* To be done *
Gather each line containing the string "this" from these entries.

* Record list *
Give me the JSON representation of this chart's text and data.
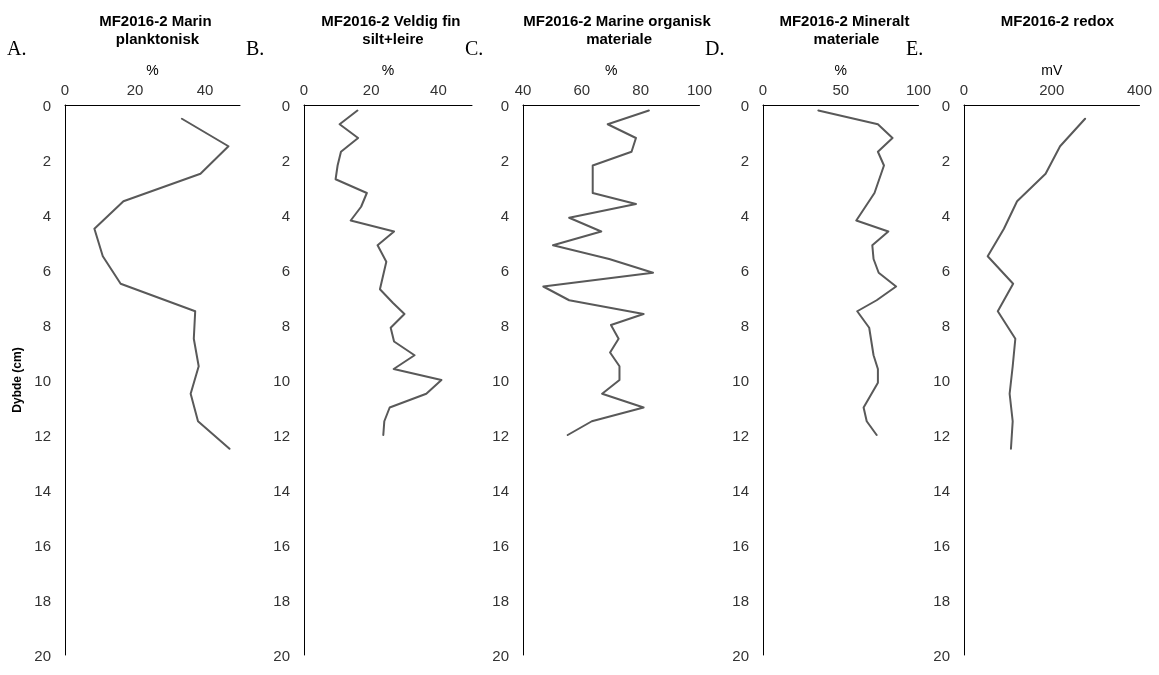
{
  "chart_data": [
    {
      "type": "line",
      "title": "MF2016-2 Marin planktonisk",
      "xlabel": "%",
      "ylabel": "Dybde (cm)",
      "annotations": [
        "A."
      ],
      "xlim": [
        0,
        50
      ],
      "xticks": [
        0,
        20,
        40
      ],
      "ylim": [
        20,
        0
      ],
      "yticks": [
        0,
        2,
        4,
        6,
        8,
        10,
        12,
        14,
        16,
        18,
        20
      ],
      "grid": false,
      "marker": "none",
      "line_style": "solid",
      "series": [
        {
          "color": "#595959",
          "x": [
            33.4,
            46.7,
            38.7,
            16.7,
            8.4,
            10.8,
            15.9,
            37.2,
            36.8,
            38.2,
            35.9,
            38,
            47
          ],
          "values": [
            0.5,
            1.5,
            2.5,
            3.5,
            4.5,
            5.5,
            6.5,
            7.5,
            8.5,
            9.5,
            10.5,
            11.5,
            12.5
          ]
        }
      ]
    },
    {
      "type": "line",
      "title": "MF2016-2 Veldig fin silt+leire",
      "xlabel": "%",
      "annotations": [
        "B."
      ],
      "xlim": [
        0,
        50
      ],
      "xticks": [
        0,
        20,
        40
      ],
      "ylim": [
        20,
        0
      ],
      "yticks": [
        0,
        2,
        4,
        6,
        8,
        10,
        12,
        14,
        16,
        18,
        20
      ],
      "grid": false,
      "marker": "none",
      "line_style": "solid",
      "series": [
        {
          "color": "#595959",
          "x": [
            15.9,
            10.6,
            16.1,
            11,
            10,
            9.4,
            18.7,
            17,
            13.9,
            26.8,
            21.9,
            24.5,
            22.6,
            26.5,
            29.9,
            25.8,
            26.8,
            32.9,
            26.7,
            40.9,
            36.4,
            25.5,
            23.9,
            23.6
          ],
          "values": [
            0.2,
            0.7,
            1.2,
            1.7,
            2.2,
            2.7,
            3.2,
            3.7,
            4.2,
            4.6,
            5.1,
            5.7,
            6.7,
            7.2,
            7.6,
            8.1,
            8.6,
            9.1,
            9.6,
            10,
            10.5,
            11,
            11.5,
            12
          ]
        }
      ]
    },
    {
      "type": "line",
      "title": "MF2016-2 Marine organisk materiale",
      "xlabel": "%",
      "annotations": [
        "C."
      ],
      "xlim": [
        40,
        100
      ],
      "xticks": [
        40,
        60,
        80,
        100
      ],
      "ylim": [
        20,
        0
      ],
      "yticks": [
        0,
        2,
        4,
        6,
        8,
        10,
        12,
        14,
        16,
        18,
        20
      ],
      "grid": false,
      "marker": "none",
      "line_style": "solid",
      "series": [
        {
          "color": "#595959",
          "x": [
            82.8,
            68.8,
            78.4,
            76.9,
            63.7,
            63.7,
            78.4,
            55.7,
            66.6,
            50.2,
            69.3,
            84.2,
            46.9,
            55.7,
            81,
            69.9,
            72.5,
            69.6,
            72.8,
            72.8,
            66.9,
            81,
            63.4,
            55.2
          ],
          "values": [
            0.2,
            0.7,
            1.2,
            1.7,
            2.2,
            3.2,
            3.6,
            4.1,
            4.6,
            5.1,
            5.6,
            6.1,
            6.6,
            7.1,
            7.6,
            8,
            8.5,
            9,
            9.5,
            10,
            10.5,
            11,
            11.5,
            12
          ]
        }
      ]
    },
    {
      "type": "line",
      "title": "MF2016-2 Mineralt materiale",
      "xlabel": "%",
      "annotations": [
        "D."
      ],
      "xlim": [
        0,
        100
      ],
      "xticks": [
        0,
        50,
        100
      ],
      "ylim": [
        20,
        0
      ],
      "yticks": [
        0,
        2,
        4,
        6,
        8,
        10,
        12,
        14,
        16,
        18,
        20
      ],
      "grid": false,
      "marker": "none",
      "line_style": "solid",
      "series": [
        {
          "color": "#595959",
          "x": [
            35.6,
            73.9,
            83.3,
            73.9,
            77.8,
            71.7,
            60,
            80.6,
            70.3,
            71.1,
            74.4,
            85.6,
            73.1,
            60.6,
            68.3,
            71.1,
            73.9,
            73.9,
            64.7,
            66.7,
            73.1
          ],
          "values": [
            0.2,
            0.7,
            1.2,
            1.7,
            2.2,
            3.2,
            4.2,
            4.6,
            5.1,
            5.6,
            6.1,
            6.6,
            7.1,
            7.5,
            8.1,
            9.1,
            9.6,
            10.1,
            11,
            11.5,
            12
          ]
        }
      ]
    },
    {
      "type": "line",
      "title": "MF2016-2 redox",
      "xlabel": "mV",
      "annotations": [
        "E."
      ],
      "xlim": [
        0,
        400
      ],
      "xticks": [
        0,
        200,
        400
      ],
      "ylim": [
        20,
        0
      ],
      "yticks": [
        0,
        2,
        4,
        6,
        8,
        10,
        12,
        14,
        16,
        18,
        20
      ],
      "grid": false,
      "marker": "none",
      "line_style": "solid",
      "series": [
        {
          "color": "#595959",
          "x": [
            276,
            219,
            186,
            121,
            91,
            54,
            112,
            77,
            117,
            111,
            104,
            111,
            107
          ],
          "values": [
            0.5,
            1.5,
            2.5,
            3.5,
            4.5,
            5.5,
            6.5,
            7.5,
            8.5,
            9.5,
            10.5,
            11.5,
            12.5
          ]
        }
      ]
    }
  ]
}
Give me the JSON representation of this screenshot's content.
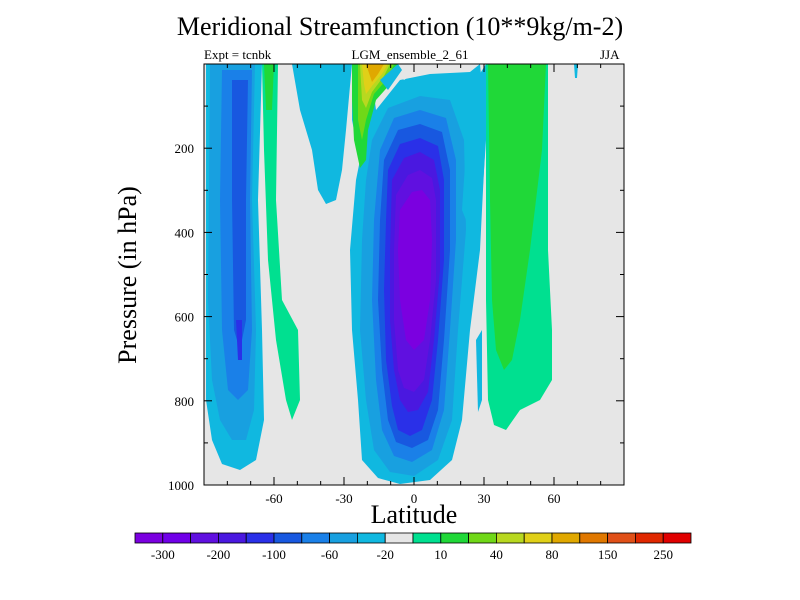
{
  "chart_data": {
    "type": "contour",
    "title": "Meridional Streamfunction (10**9kg/m-2)",
    "subtitle_left": "Expt = tcnbk",
    "subtitle_center": "LGM_ensemble_2_61",
    "subtitle_right": "JJA",
    "xlabel": "Latitude",
    "ylabel": "Pressure (in hPa)",
    "xlim": [
      -90,
      90
    ],
    "ylim": [
      1000,
      0
    ],
    "x_ticks": [
      -60,
      -30,
      0,
      30,
      60
    ],
    "x_tick_labels": [
      "-60",
      "-30",
      "0",
      "30",
      "60"
    ],
    "y_ticks": [
      200,
      400,
      600,
      800,
      1000
    ],
    "y_tick_labels": [
      "200",
      "400",
      "600",
      "800",
      "1000"
    ],
    "colorbar": {
      "colors": [
        "#7b00e0",
        "#7000e8",
        "#6010e0",
        "#4a18e0",
        "#2a30e8",
        "#1858e0",
        "#1a80e8",
        "#18a0e0",
        "#10b8e0",
        "#e6e6e6",
        "#00e090",
        "#20d838",
        "#70d818",
        "#b8d820",
        "#e0d018",
        "#e0a800",
        "#e07800",
        "#e05018",
        "#e02800",
        "#e00000"
      ],
      "tick_labels": [
        "-300",
        "-200",
        "-100",
        "-60",
        "-20",
        "10",
        "40",
        "80",
        "150",
        "250"
      ]
    },
    "features": [
      {
        "name": "southern-hemisphere-negative-cell",
        "lat_range": [
          -80,
          -55
        ],
        "pressure_range": [
          10,
          970
        ],
        "min_value": -100
      },
      {
        "name": "tropical-negative-cell",
        "lat_range": [
          -20,
          15
        ],
        "pressure_range": [
          70,
          990
        ],
        "min_value": -300
      },
      {
        "name": "northern-positive-cell",
        "lat_range": [
          30,
          55
        ],
        "pressure_range": [
          10,
          850
        ],
        "max_value": 40
      },
      {
        "name": "upper-level-positive-max",
        "lat_range": [
          -25,
          -10
        ],
        "pressure_range": [
          10,
          230
        ],
        "max_value": 150
      }
    ]
  }
}
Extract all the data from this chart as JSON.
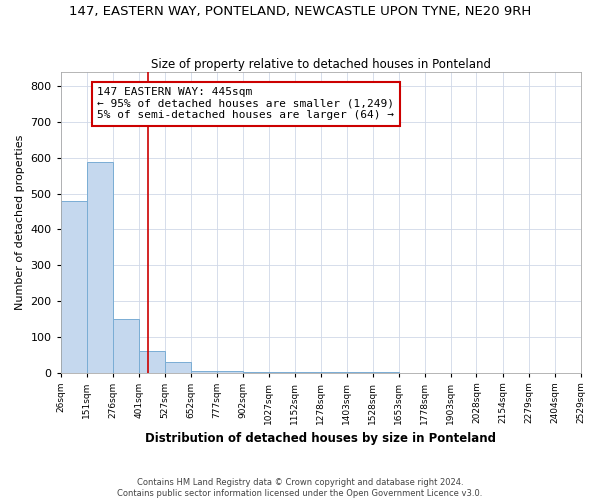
{
  "title": "147, EASTERN WAY, PONTELAND, NEWCASTLE UPON TYNE, NE20 9RH",
  "subtitle": "Size of property relative to detached houses in Ponteland",
  "xlabel": "Distribution of detached houses by size in Ponteland",
  "ylabel": "Number of detached properties",
  "bin_edges": [
    26,
    151,
    276,
    401,
    527,
    652,
    777,
    902,
    1027,
    1152,
    1278,
    1403,
    1528,
    1653,
    1778,
    1903,
    2028,
    2154,
    2279,
    2404,
    2529
  ],
  "bar_heights": [
    480,
    590,
    150,
    60,
    30,
    5,
    3,
    2,
    1,
    1,
    1,
    1,
    1,
    0,
    0,
    0,
    0,
    0,
    0,
    0
  ],
  "bar_color": "#c5d8ee",
  "bar_edgecolor": "#7aadd4",
  "vline_x": 445,
  "vline_color": "#cc0000",
  "annotation_lines": [
    "147 EASTERN WAY: 445sqm",
    "← 95% of detached houses are smaller (1,249)",
    "5% of semi-detached houses are larger (64) →"
  ],
  "annotation_box_edgecolor": "#cc0000",
  "ylim": [
    0,
    840
  ],
  "yticks": [
    0,
    100,
    200,
    300,
    400,
    500,
    600,
    700,
    800
  ],
  "footer": "Contains HM Land Registry data © Crown copyright and database right 2024.\nContains public sector information licensed under the Open Government Licence v3.0.",
  "background_color": "#ffffff",
  "grid_color": "#d0d8e8"
}
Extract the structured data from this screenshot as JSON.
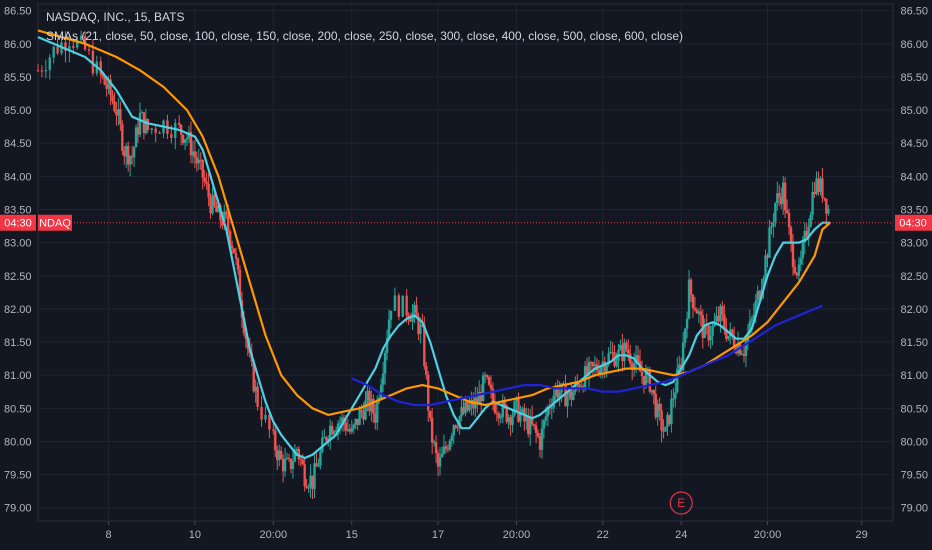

* Expected output *
Give me the JSON representation of this chart's text and data.
Give me the JSON representation of this screenshot's content.
Extract all the data from this chart as JSON.
Extract the structured data from this screenshot as JSON.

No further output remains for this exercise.